MATERIAL TO PROCESS:
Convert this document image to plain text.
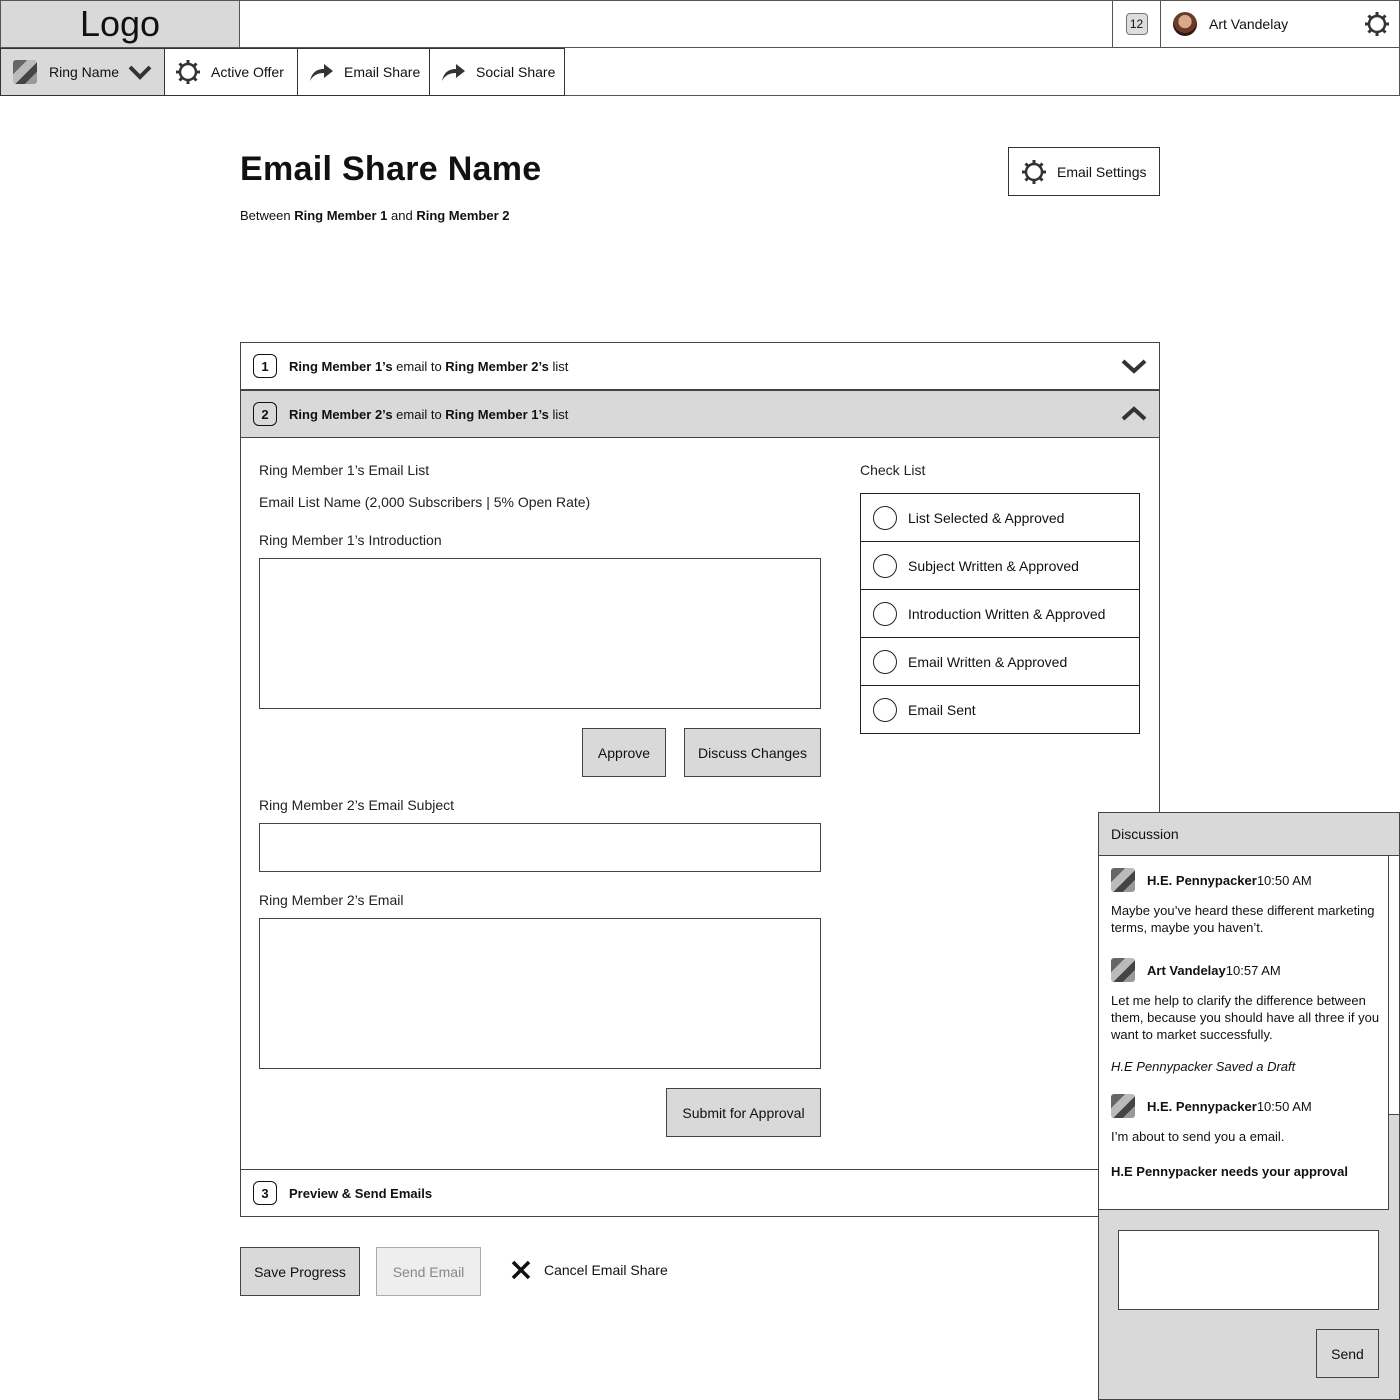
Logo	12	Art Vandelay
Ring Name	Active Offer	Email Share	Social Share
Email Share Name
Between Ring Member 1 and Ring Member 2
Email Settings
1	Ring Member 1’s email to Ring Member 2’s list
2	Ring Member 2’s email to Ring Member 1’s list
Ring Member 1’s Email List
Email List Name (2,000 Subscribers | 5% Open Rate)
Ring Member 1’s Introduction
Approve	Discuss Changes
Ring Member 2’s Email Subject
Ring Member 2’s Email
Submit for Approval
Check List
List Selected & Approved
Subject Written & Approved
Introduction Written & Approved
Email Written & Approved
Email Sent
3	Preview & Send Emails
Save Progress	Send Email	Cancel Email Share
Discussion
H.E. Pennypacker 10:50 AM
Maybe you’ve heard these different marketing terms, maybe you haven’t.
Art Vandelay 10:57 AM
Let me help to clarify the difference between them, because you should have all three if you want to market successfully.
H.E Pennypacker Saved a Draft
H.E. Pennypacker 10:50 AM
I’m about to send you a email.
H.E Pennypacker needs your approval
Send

PROBLEM TO WORK ON:
Print every entry above again without changing a word, and omit the pictures.

WRITTEN RESPONSE:
Convert this document image to plain text.
Logo	12	Art Vandelay
Ring Name	Active Offer	Email Share	Social Share
Email Share Name
Between Ring Member 1 and Ring Member 2
Email Settings
1	Ring Member 1’s email to Ring Member 2’s list
2	Ring Member 2’s email to Ring Member 1’s list
Ring Member 1’s Email List
Email List Name (2,000 Subscribers | 5% Open Rate)
Ring Member 1’s Introduction
Approve	Discuss Changes
Ring Member 2’s Email Subject
Ring Member 2’s Email
Submit for Approval
Check List
List Selected & Approved
Subject Written & Approved
Introduction Written & Approved
Email Written & Approved
Email Sent
3	Preview & Send Emails
Save Progress	Send Email	Cancel Email Share
Discussion
H.E. Pennypacker 10:50 AM
Maybe you’ve heard these different marketing terms, maybe you haven’t.
Art Vandelay 10:57 AM
Let me help to clarify the difference between them, because you should have all three if you want to market successfully.
H.E Pennypacker Saved a Draft
H.E. Pennypacker 10:50 AM
I’m about to send you a email.
H.E Pennypacker needs your approval
Send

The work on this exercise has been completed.